→ **WORK INSTRUCTIONS**
Reproduce the entries below in full, word for word.

-- START OF RECORD SET --

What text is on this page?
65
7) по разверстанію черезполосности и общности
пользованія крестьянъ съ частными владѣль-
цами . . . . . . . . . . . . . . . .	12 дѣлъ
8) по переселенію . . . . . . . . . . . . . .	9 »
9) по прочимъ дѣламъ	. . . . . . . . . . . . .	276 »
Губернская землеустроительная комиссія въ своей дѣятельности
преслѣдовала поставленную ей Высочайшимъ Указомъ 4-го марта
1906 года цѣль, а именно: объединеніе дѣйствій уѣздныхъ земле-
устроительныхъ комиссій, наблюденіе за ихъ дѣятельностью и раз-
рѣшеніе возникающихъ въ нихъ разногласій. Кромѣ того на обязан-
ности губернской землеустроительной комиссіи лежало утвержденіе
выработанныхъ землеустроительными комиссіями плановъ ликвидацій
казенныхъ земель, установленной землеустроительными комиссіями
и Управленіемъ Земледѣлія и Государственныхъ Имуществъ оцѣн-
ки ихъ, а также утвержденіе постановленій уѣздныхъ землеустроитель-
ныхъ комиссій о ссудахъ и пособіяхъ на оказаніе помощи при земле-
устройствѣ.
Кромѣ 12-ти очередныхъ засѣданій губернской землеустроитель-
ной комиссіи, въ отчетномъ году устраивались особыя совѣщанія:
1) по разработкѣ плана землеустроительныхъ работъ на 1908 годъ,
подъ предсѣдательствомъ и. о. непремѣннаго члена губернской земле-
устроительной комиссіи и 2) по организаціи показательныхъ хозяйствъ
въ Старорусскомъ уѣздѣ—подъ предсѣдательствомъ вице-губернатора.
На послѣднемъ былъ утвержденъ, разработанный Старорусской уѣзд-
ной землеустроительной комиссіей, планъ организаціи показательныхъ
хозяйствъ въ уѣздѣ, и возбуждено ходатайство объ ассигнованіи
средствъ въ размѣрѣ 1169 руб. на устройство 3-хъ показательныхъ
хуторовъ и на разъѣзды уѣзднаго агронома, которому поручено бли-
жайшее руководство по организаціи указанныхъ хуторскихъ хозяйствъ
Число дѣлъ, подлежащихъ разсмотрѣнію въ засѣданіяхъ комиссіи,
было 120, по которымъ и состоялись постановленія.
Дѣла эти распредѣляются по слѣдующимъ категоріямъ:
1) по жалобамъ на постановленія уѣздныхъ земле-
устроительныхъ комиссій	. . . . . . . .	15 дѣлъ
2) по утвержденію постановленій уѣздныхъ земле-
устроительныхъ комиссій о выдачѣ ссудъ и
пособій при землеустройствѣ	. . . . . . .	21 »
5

-- END OF RECORD SET --

→ **ANSWER**
What text is on this page?
65
7) по разверстанію черезполосности и общности
пользованія крестьянъ съ частными владѣль-
цами . . . . . . . . . . . . . . . .	12 дѣлъ
8) по переселенію . . . . . . . . . . . . . .	9 »
9) по прочимъ дѣламъ	. . . . . . . . . . . . .	276 »
Губернская землеустроительная комиссія въ своей дѣятельности
преслѣдовала поставленную ей Высочайшимъ Указомъ 4-го марта
1906 года цѣль, а именно: объединеніе дѣйствій уѣздныхъ земле-
устроительныхъ комиссій, наблюденіе за ихъ дѣятельностью и раз-
рѣшеніе возникающихъ въ нихъ разногласій. Кромѣ того на обязан-
ности губернской землеустроительной комиссіи лежало утвержденіе
выработанныхъ землеустроительными комиссіями плановъ ликвидацій
казенныхъ земель, установленной землеустроительными комиссіями
и Управленіемъ Земледѣлія и Государственныхъ Имуществъ оцѣн-
ки ихъ, а также утвержденіе постановленій уѣздныхъ землеустроитель-
ныхъ комиссій о ссудахъ и пособіяхъ на оказаніе помощи при земле-
устройствѣ.
Кромѣ 12-ти очередныхъ засѣданій губернской землеустроитель-
ной комиссіи, въ отчетномъ году устраивались особыя совѣщанія:
1) по разработкѣ плана землеустроительныхъ работъ на 1908 годъ,
подъ предсѣдательствомъ и. о. непремѣннаго члена губернской земле-
устроительной комиссіи и 2) по организаціи показательныхъ хозяйствъ
въ Старорусскомъ уѣздѣ—подъ предсѣдательствомъ вице-губернатора.
На послѣднемъ былъ утвержденъ, разработанный Старорусской уѣзд-
ной землеустроительной комиссіей, планъ организаціи показательныхъ
хозяйствъ въ уѣздѣ, и возбуждено ходатайство объ ассигнованіи
средствъ въ размѣрѣ 1169 руб. на устройство 3-хъ показательныхъ
хуторовъ и на разъѣзды уѣзднаго агронома, которому поручено бли-
жайшее руководство по организаціи указанныхъ хуторскихъ хозяйствъ
Число дѣлъ, подлежащихъ разсмотрѣнію въ засѣданіяхъ комиссіи,
было 120, по которымъ и состоялись постановленія.
Дѣла эти распредѣляются по слѣдующимъ категоріямъ:
1) по жалобамъ на постановленія уѣздныхъ земле-
устроительныхъ комиссій	. . . . . . . .	15 дѣлъ
2) по утвержденію постановленій уѣздныхъ земле-
устроительныхъ комиссій о выдачѣ ссудъ и
пособій при землеустройствѣ	. . . . . . .	21 »
5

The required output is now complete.